* [What you should do]: Reproduce the rows word for word, starting at the line that contains "Patent image size: (459, 1235)." and ending at the line that contains "The yoke member 190 is at (218, 124).", with both of those lines included.

┌─ Task input

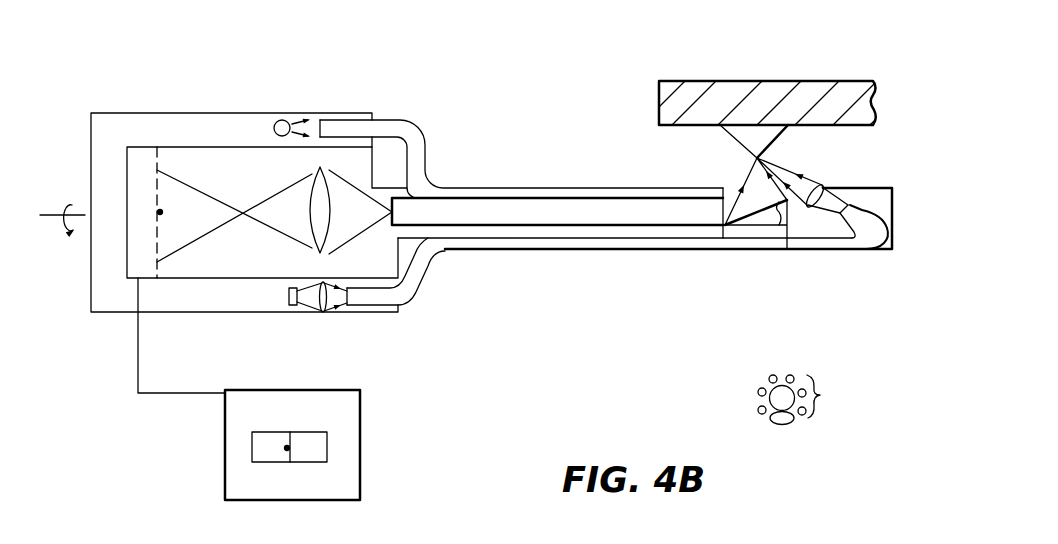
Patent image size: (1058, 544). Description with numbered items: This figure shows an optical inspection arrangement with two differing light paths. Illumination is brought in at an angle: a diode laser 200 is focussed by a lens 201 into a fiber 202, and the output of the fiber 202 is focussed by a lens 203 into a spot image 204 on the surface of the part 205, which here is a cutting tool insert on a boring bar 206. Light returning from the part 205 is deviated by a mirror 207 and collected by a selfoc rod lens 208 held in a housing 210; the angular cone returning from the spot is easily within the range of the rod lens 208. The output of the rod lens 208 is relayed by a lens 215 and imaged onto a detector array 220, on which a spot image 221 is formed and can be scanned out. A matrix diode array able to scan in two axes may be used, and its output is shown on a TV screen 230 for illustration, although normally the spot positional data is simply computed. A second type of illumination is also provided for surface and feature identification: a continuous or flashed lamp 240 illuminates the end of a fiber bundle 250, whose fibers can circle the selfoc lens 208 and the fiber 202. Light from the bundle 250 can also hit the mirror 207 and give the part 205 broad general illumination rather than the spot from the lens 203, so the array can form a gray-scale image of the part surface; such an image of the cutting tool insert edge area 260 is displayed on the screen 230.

The diode laser 200 is at (289, 294).
The lens 201 is at (324, 312).
The fiber 202 is at (413, 297).
The lens 203 is at (821, 187).
The spot image 204 is at (752, 156).
The part 205 is at (779, 139).
The boring bar 206 is at (848, 87).
The mirror 207 is at (787, 194).
The selfoc rod lens 208 is at (680, 210).
The housing 210 is at (560, 188).
The lens 215 is at (305, 170).
The detector array 220 is at (138, 147).
The spot image 221 is at (162, 212).
The TV screen 230 is at (361, 458).
The lamp 240 is at (282, 120).
The fiber bundle 250 is at (421, 126).
The cutting tool insert edge area 260 is at (327, 438).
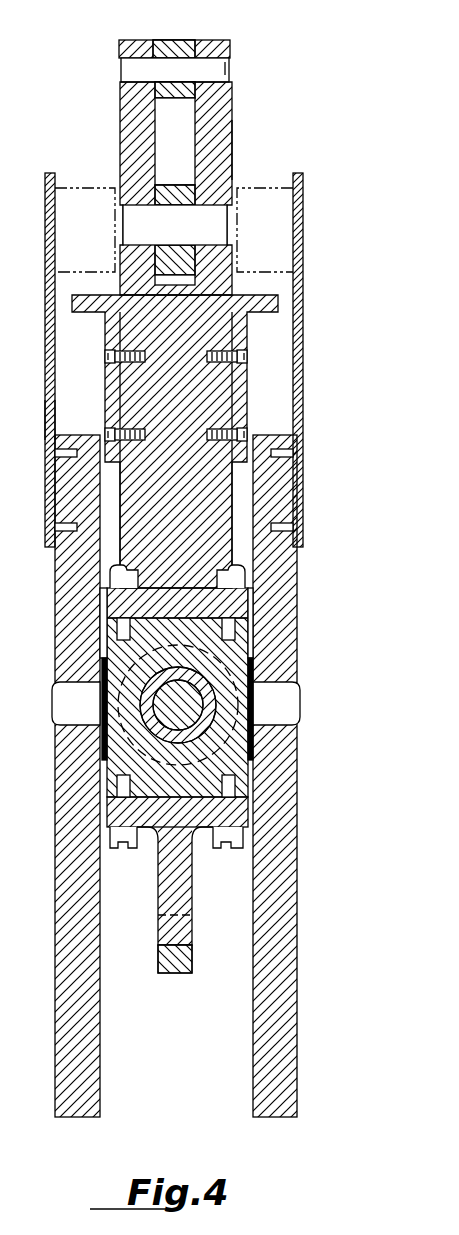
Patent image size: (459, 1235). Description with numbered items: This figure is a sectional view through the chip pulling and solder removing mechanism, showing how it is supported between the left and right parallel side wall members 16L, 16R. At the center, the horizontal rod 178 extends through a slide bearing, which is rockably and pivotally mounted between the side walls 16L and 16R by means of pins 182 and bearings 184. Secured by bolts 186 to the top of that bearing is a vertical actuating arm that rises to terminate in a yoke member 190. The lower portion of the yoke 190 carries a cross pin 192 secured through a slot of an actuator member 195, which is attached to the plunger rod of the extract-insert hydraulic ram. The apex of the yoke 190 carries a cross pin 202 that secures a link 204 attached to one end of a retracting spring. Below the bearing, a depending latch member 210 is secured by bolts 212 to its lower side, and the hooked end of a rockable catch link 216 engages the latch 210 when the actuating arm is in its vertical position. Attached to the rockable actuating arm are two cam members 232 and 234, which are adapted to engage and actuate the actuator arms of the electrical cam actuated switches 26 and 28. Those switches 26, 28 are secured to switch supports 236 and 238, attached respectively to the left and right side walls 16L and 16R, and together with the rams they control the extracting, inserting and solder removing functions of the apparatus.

The link 204 is at (173, 50).
The cross pin 202 is at (218, 70).
The yoke member 190 is at (218, 124).
The cross pin 192 is at (140, 218).
The actuator member 195 is at (232, 150).
The electrical cam actuated switch 26 is at (88, 186).
The electrical cam actuated switch 28 is at (258, 186).
The switch support 238 is at (302, 174).
The switch support 236 is at (47, 421).
The cam member 232 is at (105, 373).
The cam member 234 is at (243, 376).
The bolts 186 is at (114, 570).
The horizontal rod 178 is at (186, 697).
The pins 182 is at (60, 705).
The bearings 184 is at (100, 738).
The bolts 212 is at (130, 845).
The depending latch member 210 is at (165, 899).
The rockable catch link 216 is at (175, 968).
The right side wall member 16R is at (100, 1108).
The left side wall member 16L is at (253, 1103).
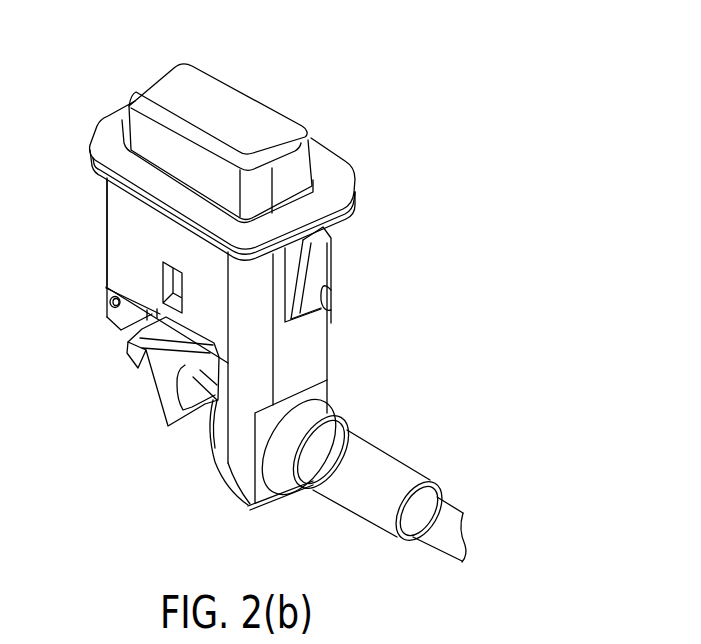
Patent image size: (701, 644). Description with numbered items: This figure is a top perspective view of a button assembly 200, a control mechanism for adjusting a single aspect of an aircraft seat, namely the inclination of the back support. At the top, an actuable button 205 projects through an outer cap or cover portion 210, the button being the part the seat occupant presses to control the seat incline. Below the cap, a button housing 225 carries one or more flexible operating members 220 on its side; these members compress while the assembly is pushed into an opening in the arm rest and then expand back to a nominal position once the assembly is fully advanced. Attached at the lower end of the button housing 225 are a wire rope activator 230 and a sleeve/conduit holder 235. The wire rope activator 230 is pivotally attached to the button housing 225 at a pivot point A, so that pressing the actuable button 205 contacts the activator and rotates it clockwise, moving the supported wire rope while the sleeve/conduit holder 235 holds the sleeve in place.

The button assembly 200 is at (548, 70).
The actuable button 205 is at (238, 112).
The outer cap or cover portion 210 is at (333, 170).
The flexible operating members 220 is at (328, 257).
The button housing 225 is at (125, 253).
The pivot point A is at (107, 302).
The wire rope activator 230 is at (138, 391).
The sleeve/conduit holder 235 is at (237, 457).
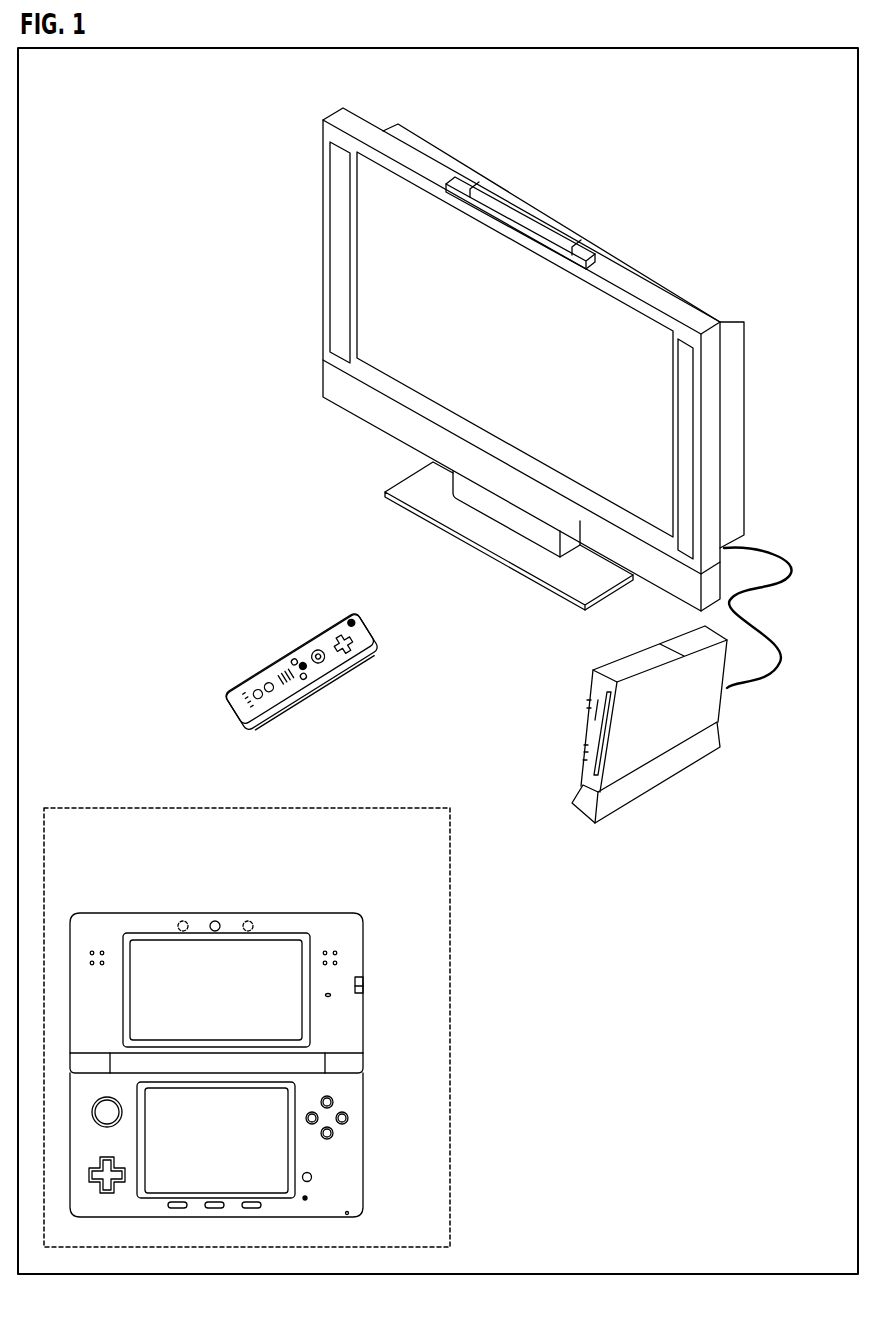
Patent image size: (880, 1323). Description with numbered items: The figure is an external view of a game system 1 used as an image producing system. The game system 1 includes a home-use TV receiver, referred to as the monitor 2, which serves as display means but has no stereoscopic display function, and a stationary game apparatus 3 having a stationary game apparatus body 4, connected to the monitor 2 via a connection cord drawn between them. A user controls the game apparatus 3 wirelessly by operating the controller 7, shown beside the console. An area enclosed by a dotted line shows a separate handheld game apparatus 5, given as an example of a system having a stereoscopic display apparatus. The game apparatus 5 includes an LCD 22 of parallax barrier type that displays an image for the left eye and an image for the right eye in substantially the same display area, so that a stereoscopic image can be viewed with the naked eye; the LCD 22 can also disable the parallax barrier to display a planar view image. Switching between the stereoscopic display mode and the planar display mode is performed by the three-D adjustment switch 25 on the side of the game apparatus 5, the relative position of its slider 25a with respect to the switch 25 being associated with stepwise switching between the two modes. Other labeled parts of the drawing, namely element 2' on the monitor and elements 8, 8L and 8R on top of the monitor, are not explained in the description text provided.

The game system 1 is at (272, 148).
The monitor 2 is at (538, 396).
The frame of television 2' is at (322, 283).
The game apparatus 3 is at (611, 851).
The stationary game apparatus body 4 is at (720, 717).
The game apparatus 5 is at (383, 895).
The controller 7 is at (365, 597).
The marker device 8 is at (503, 202).
The left marker 8L is at (463, 190).
The right marker 8R is at (578, 257).
The LCD 22 is at (153, 940).
The 3D adjustment switch 25 is at (365, 982).
The slider 25a is at (365, 992).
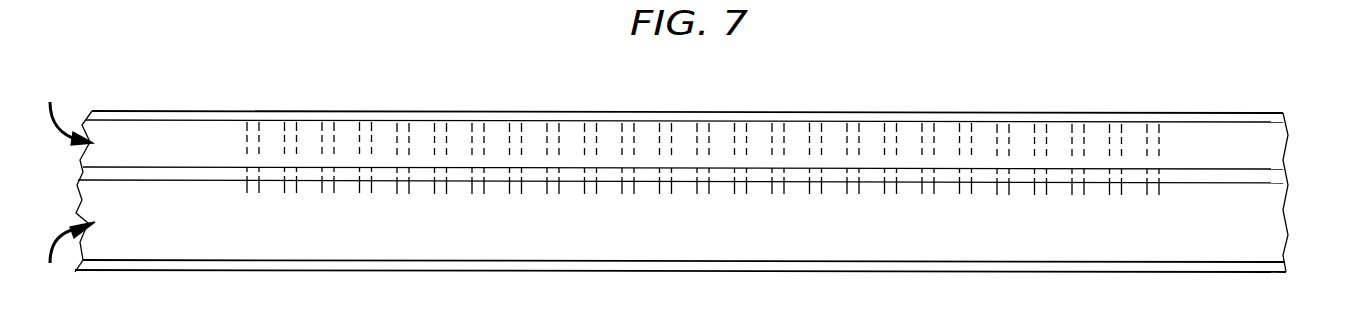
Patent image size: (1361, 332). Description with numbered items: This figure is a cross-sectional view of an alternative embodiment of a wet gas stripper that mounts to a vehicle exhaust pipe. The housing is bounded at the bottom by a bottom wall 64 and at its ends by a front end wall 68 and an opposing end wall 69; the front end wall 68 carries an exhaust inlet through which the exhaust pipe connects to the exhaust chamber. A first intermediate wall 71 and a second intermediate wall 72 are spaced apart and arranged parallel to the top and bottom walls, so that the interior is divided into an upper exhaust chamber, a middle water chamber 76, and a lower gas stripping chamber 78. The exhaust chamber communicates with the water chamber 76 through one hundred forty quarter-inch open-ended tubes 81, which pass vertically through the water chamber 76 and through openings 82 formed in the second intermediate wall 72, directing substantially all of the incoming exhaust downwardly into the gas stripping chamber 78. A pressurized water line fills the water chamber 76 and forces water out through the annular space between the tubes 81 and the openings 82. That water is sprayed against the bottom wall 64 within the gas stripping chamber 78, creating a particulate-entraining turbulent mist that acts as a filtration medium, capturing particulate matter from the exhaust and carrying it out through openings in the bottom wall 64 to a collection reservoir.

The bottom wall 64 is at (153, 258).
The front end wall 68 is at (78, 186).
The end wall 69 is at (1288, 240).
The first intermediate wall 71 is at (1095, 112).
The second intermediate wall 72 is at (1235, 167).
The water chamber 76 is at (661, 110).
The gas stripping chamber 78 is at (67, 204).
The open-ended tubes 81 is at (333, 140).
The openings 82 is at (377, 177).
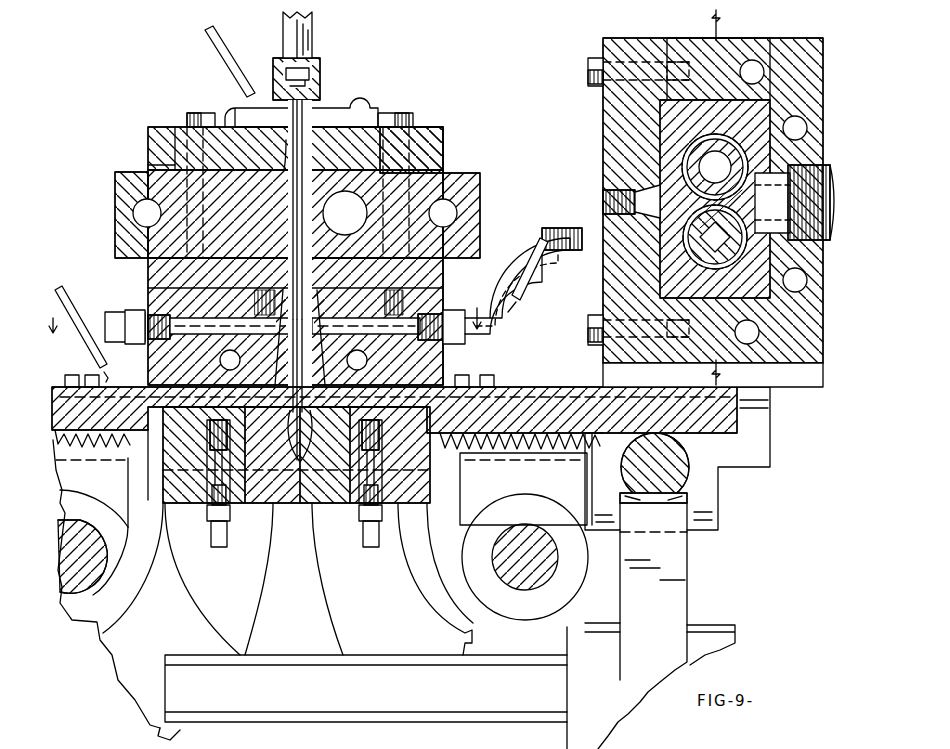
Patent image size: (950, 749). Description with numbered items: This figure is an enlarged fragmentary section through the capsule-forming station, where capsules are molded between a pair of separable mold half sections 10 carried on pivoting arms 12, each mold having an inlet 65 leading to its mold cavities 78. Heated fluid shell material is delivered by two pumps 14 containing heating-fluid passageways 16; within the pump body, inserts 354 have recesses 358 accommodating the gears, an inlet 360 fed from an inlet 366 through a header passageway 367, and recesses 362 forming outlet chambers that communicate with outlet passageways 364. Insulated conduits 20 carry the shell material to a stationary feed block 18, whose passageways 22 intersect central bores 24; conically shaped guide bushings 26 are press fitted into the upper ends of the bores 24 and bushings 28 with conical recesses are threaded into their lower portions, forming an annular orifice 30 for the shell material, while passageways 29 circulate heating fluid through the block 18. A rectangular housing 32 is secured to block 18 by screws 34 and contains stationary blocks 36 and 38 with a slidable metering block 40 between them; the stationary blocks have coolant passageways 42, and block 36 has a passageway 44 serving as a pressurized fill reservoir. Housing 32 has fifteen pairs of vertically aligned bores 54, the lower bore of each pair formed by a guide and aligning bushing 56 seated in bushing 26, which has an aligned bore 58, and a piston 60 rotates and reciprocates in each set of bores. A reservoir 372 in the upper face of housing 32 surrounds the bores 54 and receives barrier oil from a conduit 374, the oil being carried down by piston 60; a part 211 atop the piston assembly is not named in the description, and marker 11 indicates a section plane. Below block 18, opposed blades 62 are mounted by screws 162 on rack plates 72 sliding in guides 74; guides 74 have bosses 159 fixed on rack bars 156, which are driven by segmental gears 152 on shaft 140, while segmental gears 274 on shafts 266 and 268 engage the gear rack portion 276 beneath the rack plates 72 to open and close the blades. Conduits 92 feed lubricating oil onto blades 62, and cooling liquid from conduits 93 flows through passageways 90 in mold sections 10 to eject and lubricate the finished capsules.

The separable half sections 10 is at (240, 497).
The section line 11 is at (728, 198).
The pivoting arms 12 is at (222, 614).
The pumps 14 is at (636, 22).
The passageways 16 is at (800, 118).
The stationary feed block 18 is at (447, 290).
The insulated conduits 20 is at (125, 318).
The passageways 22 is at (175, 336).
The central bores 24 is at (322, 316).
The conically shaped guide bushings 26 is at (320, 290).
The bushings 28 is at (312, 344).
The passageways 29 is at (220, 364).
The annular orifice 30 is at (312, 370).
The rectangular housing 32 is at (430, 130).
The screws 34 is at (190, 113).
The stationary block 36 is at (455, 175).
The stationary block 38 is at (125, 172).
The slidable metering block 40 is at (232, 172).
The internal passageways 42 is at (134, 206).
The passageway 44 is at (348, 204).
The bores 54 is at (290, 155).
The guide and aligning bushing 56 is at (318, 266).
The bores 58 is at (266, 306).
The piston 60 is at (305, 152).
The blades 62 is at (170, 402).
The inlet 65 is at (394, 408).
The rack plates 72 is at (650, 380).
The guides 74 is at (772, 420).
The mold cavities 78 is at (282, 452).
The passageways 90 is at (276, 281).
The conduits 92 is at (70, 290).
The conduits 93 is at (226, 545).
The shaft 140 is at (420, 689).
The segmental gears 152 is at (687, 558).
The rack bars 156 is at (682, 452).
The bosses 159 is at (700, 497).
The screws 162 is at (494, 382).
The cap 211 is at (320, 78).
The shaft 266 is at (520, 530).
The second shaft 268 is at (70, 530).
The segmental gears 274 is at (123, 483).
The gear rack portion 276 is at (600, 445).
The inserts 354 is at (660, 110).
The recesses 358 is at (740, 270).
The inlet 360 is at (770, 244).
The recesses 362 is at (665, 180).
The outlet passageways 364 is at (633, 222).
The inlet 366 is at (815, 168).
The header passageway 367 is at (765, 258).
The reservoir 372 is at (338, 113).
The conduit 374 is at (226, 42).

└─

* [Written answer]:
Patent image size: (459, 1235). Description with numbered items: This figure is a sectional view through the chip pulling and solder removing mechanism, showing how it is supported between the left and right parallel side wall members 16L, 16R. At the center, the horizontal rod 178 extends through a slide bearing, which is rockably and pivotally mounted between the side walls 16L and 16R by means of pins 182 and bearings 184. Secured by bolts 186 to the top of that bearing is a vertical actuating arm that rises to terminate in a yoke member 190. The lower portion of the yoke 190 carries a cross pin 192 secured through a slot of an actuator member 195, which is attached to the plunger rod of the extract-insert hydraulic ram. The apex of the yoke 190 carries a cross pin 202 that secures a link 204 attached to one end of a retracting spring. Below the bearing, a depending latch member 210 is secured by bolts 212 to its lower side, and the hooked end of a rockable catch link 216 engages the latch 210 when the actuating arm is in its vertical position. Attached to the rockable actuating arm are two cam members 232 and 234, which are adapted to engage and actuate the actuator arms of the electrical cam actuated switches 26 and 28. Those switches 26, 28 are secured to switch supports 236 and 238, attached respectively to the left and right side walls 16L and 16R, and together with the rams they control the extracting, inserting and solder removing functions of the apparatus.

The link 204 is at (173, 50).
The cross pin 202 is at (218, 70).
The yoke member 190 is at (218, 124).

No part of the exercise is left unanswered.